Task prompt> Could you repeat the records below exactly, leaving out any pictures?

Data items>

▶

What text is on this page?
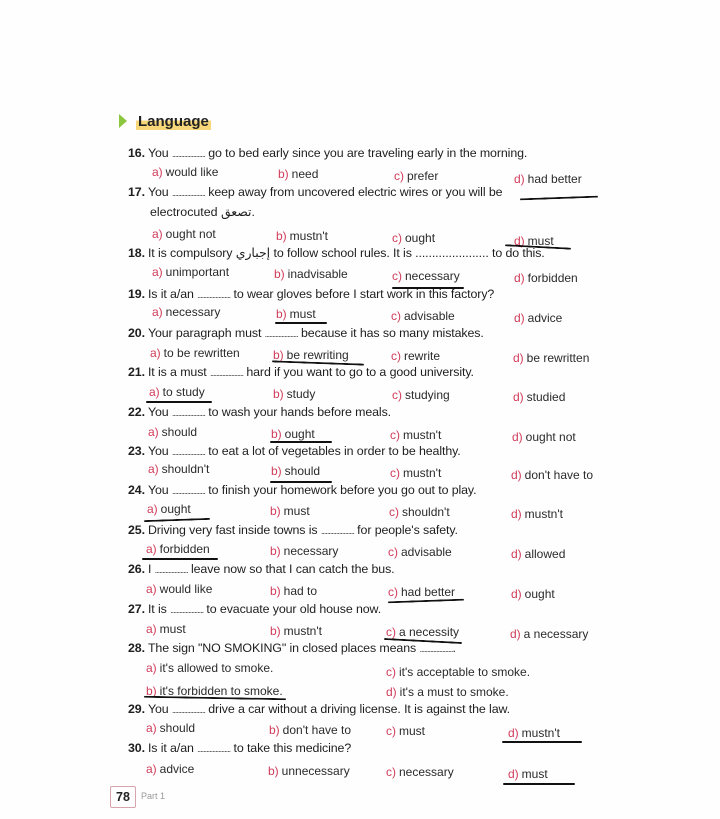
Language
16. You ...................... go to bed early since you are traveling early in the morning.
a) would like	b) need	c) prefer	d) had better
17. You ...................... keep away from uncovered electric wires or you will be
electrocuted تصعق.
a) ought not	b) mustn't	c) ought	d) must
18. It is compulsory إجباري to follow school rules. It is ...................... to do this.
a) unimportant	b) inadvisable	c) necessary	d) forbidden
19. Is it a/an ...................... to wear gloves before I start work in this factory?
a) necessary	b) must	c) advisable	d) advice
20. Your paragraph must ...................... because it has so many mistakes.
a) to be rewritten	b) be rewriting	c) rewrite	d) be rewritten
21. It is a must ...................... hard if you want to go to a good university.
a) to study	b) study	c) studying	d) studied
22. You ...................... to wash your hands before meals.
a) should	b) ought	c) mustn't	d) ought not
23. You ...................... to eat a lot of vegetables in order to be healthy.
a) shouldn't	b) should	c) mustn't	d) don't have to
24. You ...................... to finish your homework before you go out to play.
a) ought	b) must	c) shouldn't	d) mustn't
25. Driving very fast inside towns is ...................... for people's safety.
a) forbidden	b) necessary	c) advisable	d) allowed
26. I ...................... leave now so that I can catch the bus.
a) would like	b) had to	c) had better	d) ought
27. It is ...................... to evacuate your old house now.
a) must	b) mustn't	c) a necessity	d) a necessary
28. The sign "NO SMOKING" in closed places means .......................
a) it's allowed to smoke.
b) it's forbidden to smoke.
c) it's acceptable to smoke.
d) it's a must to smoke.
29. You ...................... drive a car without a driving license. It is against the law.
a) should	b) don't have to	c) must	d) mustn't
30. Is it a/an ...................... to take this medicine?
a) advice	b) unnecessary	c) necessary	d) must
78	Part 1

◀

Response to the task>
What text is on this page?
Language
16. You ...................... go to bed early since you are traveling early in the morning.
a) would like	b) need	c) prefer	d) had better
17. You ...................... keep away from uncovered electric wires or you will be
electrocuted تصعق.
a) ought not	b) mustn't	c) ought	d) must
18. It is compulsory إجباري to follow school rules. It is ...................... to do this.
a) unimportant	b) inadvisable	c) necessary	d) forbidden
19. Is it a/an ...................... to wear gloves before I start work in this factory?
a) necessary	b) must	c) advisable	d) advice
20. Your paragraph must ...................... because it has so many mistakes.
a) to be rewritten	b) be rewriting	c) rewrite	d) be rewritten
21. It is a must ...................... hard if you want to go to a good university.
a) to study	b) study	c) studying	d) studied
22. You ...................... to wash your hands before meals.
a) should	b) ought	c) mustn't	d) ought not
23. You ...................... to eat a lot of vegetables in order to be healthy.
a) shouldn't	b) should	c) mustn't	d) don't have to
24. You ...................... to finish your homework before you go out to play.
a) ought	b) must	c) shouldn't	d) mustn't
25. Driving very fast inside towns is ...................... for people's safety.
a) forbidden	b) necessary	c) advisable	d) allowed
26. I ...................... leave now so that I can catch the bus.
a) would like	b) had to	c) had better	d) ought
27. It is ...................... to evacuate your old house now.
a) must	b) mustn't	c) a necessity	d) a necessary
28. The sign "NO SMOKING" in closed places means .......................
a) it's allowed to smoke.
b) it's forbidden to smoke.
c) it's acceptable to smoke.
d) it's a must to smoke.
29. You ...................... drive a car without a driving license. It is against the law.
a) should	b) don't have to	c) must	d) mustn't
30. Is it a/an ...................... to take this medicine?
a) advice	b) unnecessary	c) necessary	d) must
78	Part 1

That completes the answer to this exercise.